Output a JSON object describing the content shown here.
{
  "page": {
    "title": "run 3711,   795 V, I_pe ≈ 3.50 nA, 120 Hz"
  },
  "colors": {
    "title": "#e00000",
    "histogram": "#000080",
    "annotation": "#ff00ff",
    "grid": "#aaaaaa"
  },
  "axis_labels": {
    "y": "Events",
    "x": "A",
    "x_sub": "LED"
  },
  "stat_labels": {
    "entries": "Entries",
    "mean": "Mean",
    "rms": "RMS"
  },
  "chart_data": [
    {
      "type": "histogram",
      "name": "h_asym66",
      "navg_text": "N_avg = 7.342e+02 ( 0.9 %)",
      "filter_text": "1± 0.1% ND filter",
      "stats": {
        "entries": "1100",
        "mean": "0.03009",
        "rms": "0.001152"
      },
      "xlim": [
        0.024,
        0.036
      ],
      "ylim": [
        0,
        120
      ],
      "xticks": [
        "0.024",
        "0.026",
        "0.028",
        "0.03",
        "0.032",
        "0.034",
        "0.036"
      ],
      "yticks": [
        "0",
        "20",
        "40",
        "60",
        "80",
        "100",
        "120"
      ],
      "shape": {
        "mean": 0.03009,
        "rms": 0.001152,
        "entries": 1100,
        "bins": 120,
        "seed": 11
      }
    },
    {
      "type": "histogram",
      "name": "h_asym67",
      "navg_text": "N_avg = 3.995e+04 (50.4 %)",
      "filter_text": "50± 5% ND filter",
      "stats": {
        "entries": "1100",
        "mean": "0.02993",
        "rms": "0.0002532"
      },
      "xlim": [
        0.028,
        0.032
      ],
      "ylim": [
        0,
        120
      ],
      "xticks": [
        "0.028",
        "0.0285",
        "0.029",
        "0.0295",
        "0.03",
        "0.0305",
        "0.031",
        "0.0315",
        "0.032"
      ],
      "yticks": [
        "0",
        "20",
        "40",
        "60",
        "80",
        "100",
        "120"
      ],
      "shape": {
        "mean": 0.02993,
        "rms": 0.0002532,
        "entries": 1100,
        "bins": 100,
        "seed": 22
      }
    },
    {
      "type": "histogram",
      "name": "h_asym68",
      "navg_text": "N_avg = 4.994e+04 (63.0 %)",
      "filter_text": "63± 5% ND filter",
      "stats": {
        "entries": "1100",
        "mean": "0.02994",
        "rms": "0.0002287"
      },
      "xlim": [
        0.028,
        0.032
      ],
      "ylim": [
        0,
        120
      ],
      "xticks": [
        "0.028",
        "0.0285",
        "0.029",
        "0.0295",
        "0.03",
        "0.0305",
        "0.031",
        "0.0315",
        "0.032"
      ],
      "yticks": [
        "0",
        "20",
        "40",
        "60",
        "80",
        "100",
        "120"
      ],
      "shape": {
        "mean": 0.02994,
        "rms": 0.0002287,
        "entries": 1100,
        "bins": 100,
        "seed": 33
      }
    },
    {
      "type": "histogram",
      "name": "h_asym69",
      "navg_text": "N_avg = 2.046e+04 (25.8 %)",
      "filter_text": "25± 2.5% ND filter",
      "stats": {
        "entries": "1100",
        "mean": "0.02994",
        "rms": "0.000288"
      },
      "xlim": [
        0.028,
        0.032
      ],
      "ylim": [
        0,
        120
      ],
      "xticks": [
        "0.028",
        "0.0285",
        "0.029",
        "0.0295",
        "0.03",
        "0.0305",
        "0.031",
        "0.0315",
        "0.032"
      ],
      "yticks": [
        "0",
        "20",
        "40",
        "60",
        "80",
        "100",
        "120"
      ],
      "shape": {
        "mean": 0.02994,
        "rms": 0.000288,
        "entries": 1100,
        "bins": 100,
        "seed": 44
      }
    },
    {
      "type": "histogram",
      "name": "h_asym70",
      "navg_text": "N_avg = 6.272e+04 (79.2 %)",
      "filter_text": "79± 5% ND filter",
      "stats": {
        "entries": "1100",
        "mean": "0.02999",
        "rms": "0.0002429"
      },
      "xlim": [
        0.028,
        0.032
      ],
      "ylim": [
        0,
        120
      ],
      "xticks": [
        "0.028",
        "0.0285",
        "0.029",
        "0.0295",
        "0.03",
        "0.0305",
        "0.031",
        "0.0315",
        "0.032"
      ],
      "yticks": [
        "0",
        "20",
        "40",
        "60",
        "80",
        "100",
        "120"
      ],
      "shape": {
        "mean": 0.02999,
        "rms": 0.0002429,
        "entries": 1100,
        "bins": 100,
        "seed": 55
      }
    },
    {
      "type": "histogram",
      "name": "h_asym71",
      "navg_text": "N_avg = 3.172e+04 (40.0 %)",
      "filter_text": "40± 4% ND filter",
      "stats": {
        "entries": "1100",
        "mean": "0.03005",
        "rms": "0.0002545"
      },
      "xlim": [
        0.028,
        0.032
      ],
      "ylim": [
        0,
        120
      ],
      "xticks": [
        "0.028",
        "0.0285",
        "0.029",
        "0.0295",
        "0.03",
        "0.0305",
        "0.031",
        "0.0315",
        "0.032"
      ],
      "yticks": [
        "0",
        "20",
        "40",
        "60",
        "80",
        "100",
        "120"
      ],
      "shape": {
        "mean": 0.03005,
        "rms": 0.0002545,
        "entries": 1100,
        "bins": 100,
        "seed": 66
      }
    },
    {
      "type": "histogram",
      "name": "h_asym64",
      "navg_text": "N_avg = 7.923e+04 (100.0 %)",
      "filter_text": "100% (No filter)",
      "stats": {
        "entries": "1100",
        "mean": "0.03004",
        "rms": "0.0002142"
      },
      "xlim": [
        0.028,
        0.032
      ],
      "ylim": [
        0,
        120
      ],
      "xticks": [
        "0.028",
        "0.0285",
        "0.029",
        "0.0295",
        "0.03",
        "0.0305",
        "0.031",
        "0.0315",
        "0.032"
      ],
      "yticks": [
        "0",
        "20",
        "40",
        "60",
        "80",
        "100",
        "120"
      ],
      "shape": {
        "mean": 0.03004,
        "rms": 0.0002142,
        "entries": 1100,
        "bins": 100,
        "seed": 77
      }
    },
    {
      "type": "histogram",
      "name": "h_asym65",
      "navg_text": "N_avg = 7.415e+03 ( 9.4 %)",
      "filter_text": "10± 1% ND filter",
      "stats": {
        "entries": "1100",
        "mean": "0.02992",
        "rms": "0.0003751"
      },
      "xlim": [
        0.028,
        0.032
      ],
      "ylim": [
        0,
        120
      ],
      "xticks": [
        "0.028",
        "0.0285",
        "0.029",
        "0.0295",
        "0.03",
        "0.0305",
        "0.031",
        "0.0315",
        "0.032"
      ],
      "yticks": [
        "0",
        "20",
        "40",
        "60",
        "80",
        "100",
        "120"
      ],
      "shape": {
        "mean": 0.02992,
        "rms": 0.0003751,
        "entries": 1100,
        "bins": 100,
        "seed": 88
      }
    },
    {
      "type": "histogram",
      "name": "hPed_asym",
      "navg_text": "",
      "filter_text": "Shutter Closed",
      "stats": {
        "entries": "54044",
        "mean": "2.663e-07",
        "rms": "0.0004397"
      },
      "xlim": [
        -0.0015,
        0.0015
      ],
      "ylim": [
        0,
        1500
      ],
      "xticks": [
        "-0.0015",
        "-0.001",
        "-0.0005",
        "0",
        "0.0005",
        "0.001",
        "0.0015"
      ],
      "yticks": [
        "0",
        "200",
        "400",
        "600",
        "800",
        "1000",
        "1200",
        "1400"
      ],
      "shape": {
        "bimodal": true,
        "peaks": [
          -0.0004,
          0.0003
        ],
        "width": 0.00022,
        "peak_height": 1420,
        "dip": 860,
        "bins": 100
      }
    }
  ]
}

◆ ◆ ◆ ◆ ◆

Objective =
Reproduce all of the material above word for word.

Answer to the problem =
Output a JSON object describing the content shown here.
{
  "page": {
    "title": "run 3711,   795 V, I_pe ≈ 3.50 nA, 120 Hz"
  },
  "colors": {
    "title": "#e00000",
    "histogram": "#000080",
    "annotation": "#ff00ff",
    "grid": "#aaaaaa"
  },
  "axis_labels": {
    "y": "Events",
    "x": "A",
    "x_sub": "LED"
  },
  "stat_labels": {
    "entries": "Entries",
    "mean": "Mean",
    "rms": "RMS"
  },
  "chart_data": [
    {
      "type": "histogram",
      "name": "h_asym66",
      "navg_text": "N_avg = 7.342e+02 ( 0.9 %)",
      "filter_text": "1± 0.1% ND filter",
      "stats": {
        "entries": "1100",
        "mean": "0.03009",
        "rms": "0.001152"
      },
      "xlim": [
        0.024,
        0.036
      ],
      "ylim": [
        0,
        120
      ],
      "xticks": [
        "0.024",
        "0.026",
        "0.028",
        "0.03",
        "0.032",
        "0.034",
        "0.036"
      ],
      "yticks": [
        "0",
        "20",
        "40",
        "60",
        "80",
        "100",
        "120"
      ],
      "shape": {
        "mean": 0.03009,
        "rms": 0.001152,
        "entries": 1100,
        "bins": 120,
        "seed": 11
      }
    },
    {
      "type": "histogram",
      "name": "h_asym67",
      "navg_text": "N_avg = 3.995e+04 (50.4 %)",
      "filter_text": "50± 5% ND filter",
      "stats": {
        "entries": "1100",
        "mean": "0.02993",
        "rms": "0.0002532"
      },
      "xlim": [
        0.028,
        0.032
      ],
      "ylim": [
        0,
        120
      ],
      "xticks": [
        "0.028",
        "0.0285",
        "0.029",
        "0.0295",
        "0.03",
        "0.0305",
        "0.031",
        "0.0315",
        "0.032"
      ],
      "yticks": [
        "0",
        "20",
        "40",
        "60",
        "80",
        "100",
        "120"
      ],
      "shape": {
        "mean": 0.02993,
        "rms": 0.0002532,
        "entries": 1100,
        "bins": 100,
        "seed": 22
      }
    },
    {
      "type": "histogram",
      "name": "h_asym68",
      "navg_text": "N_avg = 4.994e+04 (63.0 %)",
      "filter_text": "63± 5% ND filter",
      "stats": {
        "entries": "1100",
        "mean": "0.02994",
        "rms": "0.0002287"
      },
      "xlim": [
        0.028,
        0.032
      ],
      "ylim": [
        0,
        120
      ],
      "xticks": [
        "0.028",
        "0.0285",
        "0.029",
        "0.0295",
        "0.03",
        "0.0305",
        "0.031",
        "0.0315",
        "0.032"
      ],
      "yticks": [
        "0",
        "20",
        "40",
        "60",
        "80",
        "100",
        "120"
      ],
      "shape": {
        "mean": 0.02994,
        "rms": 0.0002287,
        "entries": 1100,
        "bins": 100,
        "seed": 33
      }
    },
    {
      "type": "histogram",
      "name": "h_asym69",
      "navg_text": "N_avg = 2.046e+04 (25.8 %)",
      "filter_text": "25± 2.5% ND filter",
      "stats": {
        "entries": "1100",
        "mean": "0.02994",
        "rms": "0.000288"
      },
      "xlim": [
        0.028,
        0.032
      ],
      "ylim": [
        0,
        120
      ],
      "xticks": [
        "0.028",
        "0.0285",
        "0.029",
        "0.0295",
        "0.03",
        "0.0305",
        "0.031",
        "0.0315",
        "0.032"
      ],
      "yticks": [
        "0",
        "20",
        "40",
        "60",
        "80",
        "100",
        "120"
      ],
      "shape": {
        "mean": 0.02994,
        "rms": 0.000288,
        "entries": 1100,
        "bins": 100,
        "seed": 44
      }
    },
    {
      "type": "histogram",
      "name": "h_asym70",
      "navg_text": "N_avg = 6.272e+04 (79.2 %)",
      "filter_text": "79± 5% ND filter",
      "stats": {
        "entries": "1100",
        "mean": "0.02999",
        "rms": "0.0002429"
      },
      "xlim": [
        0.028,
        0.032
      ],
      "ylim": [
        0,
        120
      ],
      "xticks": [
        "0.028",
        "0.0285",
        "0.029",
        "0.0295",
        "0.03",
        "0.0305",
        "0.031",
        "0.0315",
        "0.032"
      ],
      "yticks": [
        "0",
        "20",
        "40",
        "60",
        "80",
        "100",
        "120"
      ],
      "shape": {
        "mean": 0.02999,
        "rms": 0.0002429,
        "entries": 1100,
        "bins": 100,
        "seed": 55
      }
    },
    {
      "type": "histogram",
      "name": "h_asym71",
      "navg_text": "N_avg = 3.172e+04 (40.0 %)",
      "filter_text": "40± 4% ND filter",
      "stats": {
        "entries": "1100",
        "mean": "0.03005",
        "rms": "0.0002545"
      },
      "xlim": [
        0.028,
        0.032
      ],
      "ylim": [
        0,
        120
      ],
      "xticks": [
        "0.028",
        "0.0285",
        "0.029",
        "0.0295",
        "0.03",
        "0.0305",
        "0.031",
        "0.0315",
        "0.032"
      ],
      "yticks": [
        "0",
        "20",
        "40",
        "60",
        "80",
        "100",
        "120"
      ],
      "shape": {
        "mean": 0.03005,
        "rms": 0.0002545,
        "entries": 1100,
        "bins": 100,
        "seed": 66
      }
    },
    {
      "type": "histogram",
      "name": "h_asym64",
      "navg_text": "N_avg = 7.923e+04 (100.0 %)",
      "filter_text": "100% (No filter)",
      "stats": {
        "entries": "1100",
        "mean": "0.03004",
        "rms": "0.0002142"
      },
      "xlim": [
        0.028,
        0.032
      ],
      "ylim": [
        0,
        120
      ],
      "xticks": [
        "0.028",
        "0.0285",
        "0.029",
        "0.0295",
        "0.03",
        "0.0305",
        "0.031",
        "0.0315",
        "0.032"
      ],
      "yticks": [
        "0",
        "20",
        "40",
        "60",
        "80",
        "100",
        "120"
      ],
      "shape": {
        "mean": 0.03004,
        "rms": 0.0002142,
        "entries": 1100,
        "bins": 100,
        "seed": 77
      }
    },
    {
      "type": "histogram",
      "name": "h_asym65",
      "navg_text": "N_avg = 7.415e+03 ( 9.4 %)",
      "filter_text": "10± 1% ND filter",
      "stats": {
        "entries": "1100",
        "mean": "0.02992",
        "rms": "0.0003751"
      },
      "xlim": [
        0.028,
        0.032
      ],
      "ylim": [
        0,
        120
      ],
      "xticks": [
        "0.028",
        "0.0285",
        "0.029",
        "0.0295",
        "0.03",
        "0.0305",
        "0.031",
        "0.0315",
        "0.032"
      ],
      "yticks": [
        "0",
        "20",
        "40",
        "60",
        "80",
        "100",
        "120"
      ],
      "shape": {
        "mean": 0.02992,
        "rms": 0.0003751,
        "entries": 1100,
        "bins": 100,
        "seed": 88
      }
    },
    {
      "type": "histogram",
      "name": "hPed_asym",
      "navg_text": "",
      "filter_text": "Shutter Closed",
      "stats": {
        "entries": "54044",
        "mean": "2.663e-07",
        "rms": "0.0004397"
      },
      "xlim": [
        -0.0015,
        0.0015
      ],
      "ylim": [
        0,
        1500
      ],
      "xticks": [
        "-0.0015",
        "-0.001",
        "-0.0005",
        "0",
        "0.0005",
        "0.001",
        "0.0015"
      ],
      "yticks": [
        "0",
        "200",
        "400",
        "600",
        "800",
        "1000",
        "1200",
        "1400"
      ],
      "shape": {
        "bimodal": true,
        "peaks": [
          -0.0004,
          0.0003
        ],
        "width": 0.00022,
        "peak_height": 1420,
        "dip": 860,
        "bins": 100
      }
    }
  ]
}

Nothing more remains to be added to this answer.